[ASSIGNMENT]
Pick out each line below containing "Speech".
---------- RECORDS SUPPLIED ----------
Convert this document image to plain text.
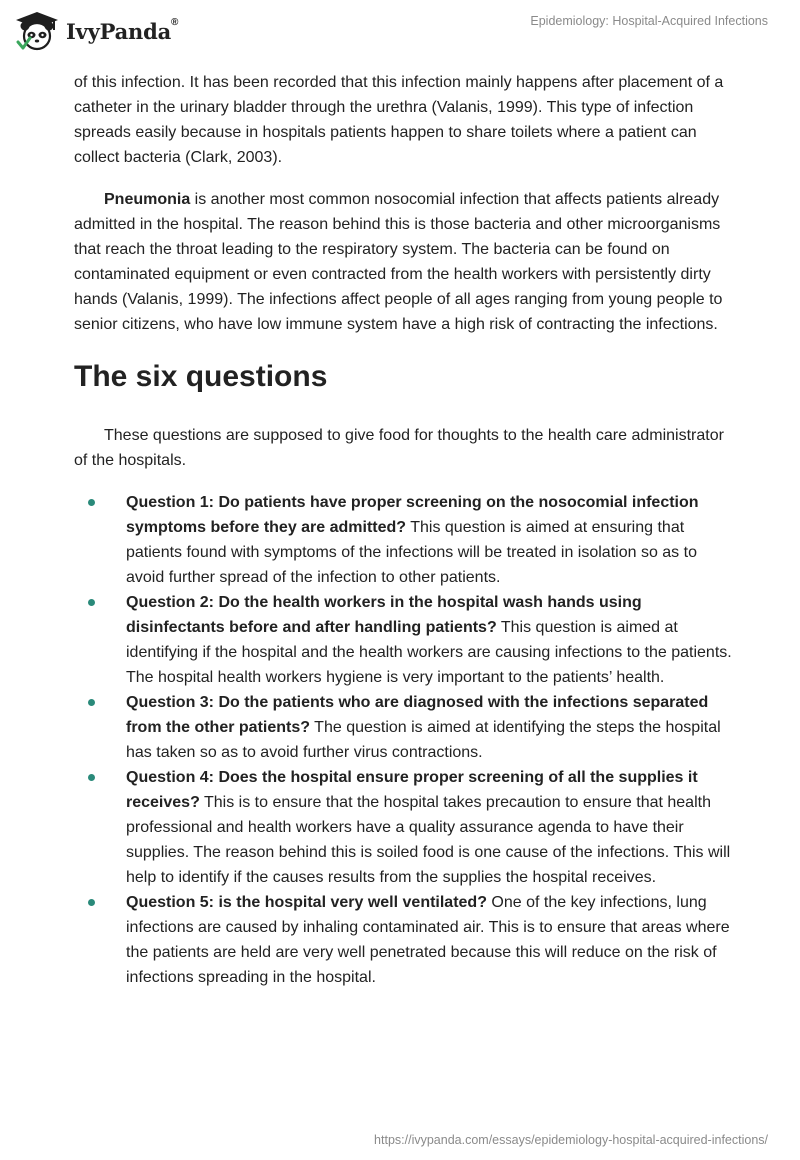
IvyPanda®	Epidemiology: Hospital-Acquired Infections

of this infection. It has been recorded that this infection mainly happens after placement of a catheter in the urinary bladder through the urethra (Valanis, 1999). This type of infection spreads easily because in hospitals patients happen to share toilets where a patient can collect bacteria (Clark, 2003).

Pneumonia is another most common nosocomial infection that affects patients already admitted in the hospital. The reason behind this is those bacteria and other microorganisms that reach the throat leading to the respiratory system. The bacteria can be found on contaminated equipment or even contracted from the health workers with persistently dirty hands (Valanis, 1999). The infections affect people of all ages ranging from young people to senior citizens, who have low immune system have a high risk of contracting the infections.

The six questions

These questions are supposed to give food for thoughts to the health care administrator of the hospitals.

Question 1: Do patients have proper screening on the nosocomial infection symptoms before they are admitted? This question is aimed at ensuring that patients found with symptoms of the infections will be treated in isolation so as to avoid further spread of the infection to other patients.
Question 2: Do the health workers in the hospital wash hands using disinfectants before and after handling patients? This question is aimed at identifying if the hospital and the health workers are causing infections to the patients. The hospital health workers hygiene is very important to the patients’ health.
Question 3: Do the patients who are diagnosed with the infections separated from the other patients? The question is aimed at identifying the steps the hospital has taken so as to avoid further virus contractions.
Question 4: Does the hospital ensure proper screening of all the supplies it receives? This is to ensure that the hospital takes precaution to ensure that health professional and health workers have a quality assurance agenda to have their supplies. The reason behind this is soiled food is one cause of the infections. This will help to identify if the causes results from the supplies the hospital receives.
Question 5: is the hospital very well ventilated? One of the key infections, lung infections are caused by inhaling contaminated air. This is to ensure that areas where the patients are held are very well penetrated because this will reduce on the risk of infections spreading in the hospital.
https://ivypanda.com/essays/epidemiology-hospital-acquired-infections/
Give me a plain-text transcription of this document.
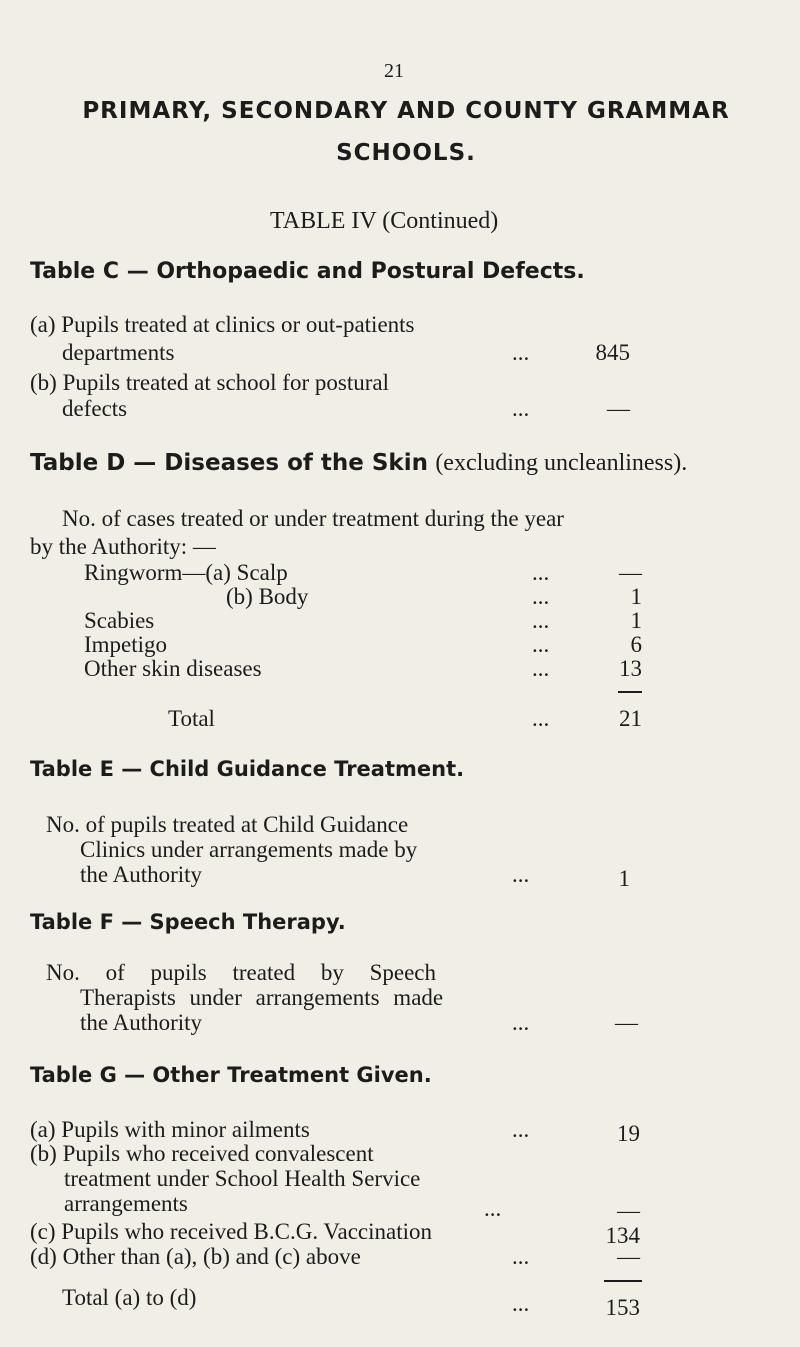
21
PRIMARY, SECONDARY AND COUNTY GRAMMAR
SCHOOLS.
TABLE IV (Continued)
Table C — Orthopaedic and Postural Defects.
(a) Pupils treated at clinics or out-patients
departments	...	845
(b) Pupils treated at school for postural
defects	...	—
Table D — Diseases of the Skin (excluding uncleanliness).
No. of cases treated or under treatment during the year
by the Authority: —
Ringworm—(a) Scalp	...	—
(b) Body	...	1
Scabies	...	1
Impetigo	...	6
Other skin diseases	...	13
Total	...	21
Table E — Child Guidance Treatment.
No. of pupils treated at Child Guidance
Clinics under arrangements made by
the Authority	...	1
Table F — Speech Therapy.
No. of pupils treated by Speech
Therapists under arrangements made
the Authority	...	—
Table G — Other Treatment Given.
(a) Pupils with minor ailments	...	19
(b) Pupils who received convalescent
treatment under School Health Service
arrangements	...	—
(c) Pupils who received B.C.G. Vaccination	134
(d) Other than (a), (b) and (c) above	...	—
Total (a) to (d)	...	153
----------
[WORKED SOLUTION]
Table F — Speech Therapy.
No. of pupils treated by Speech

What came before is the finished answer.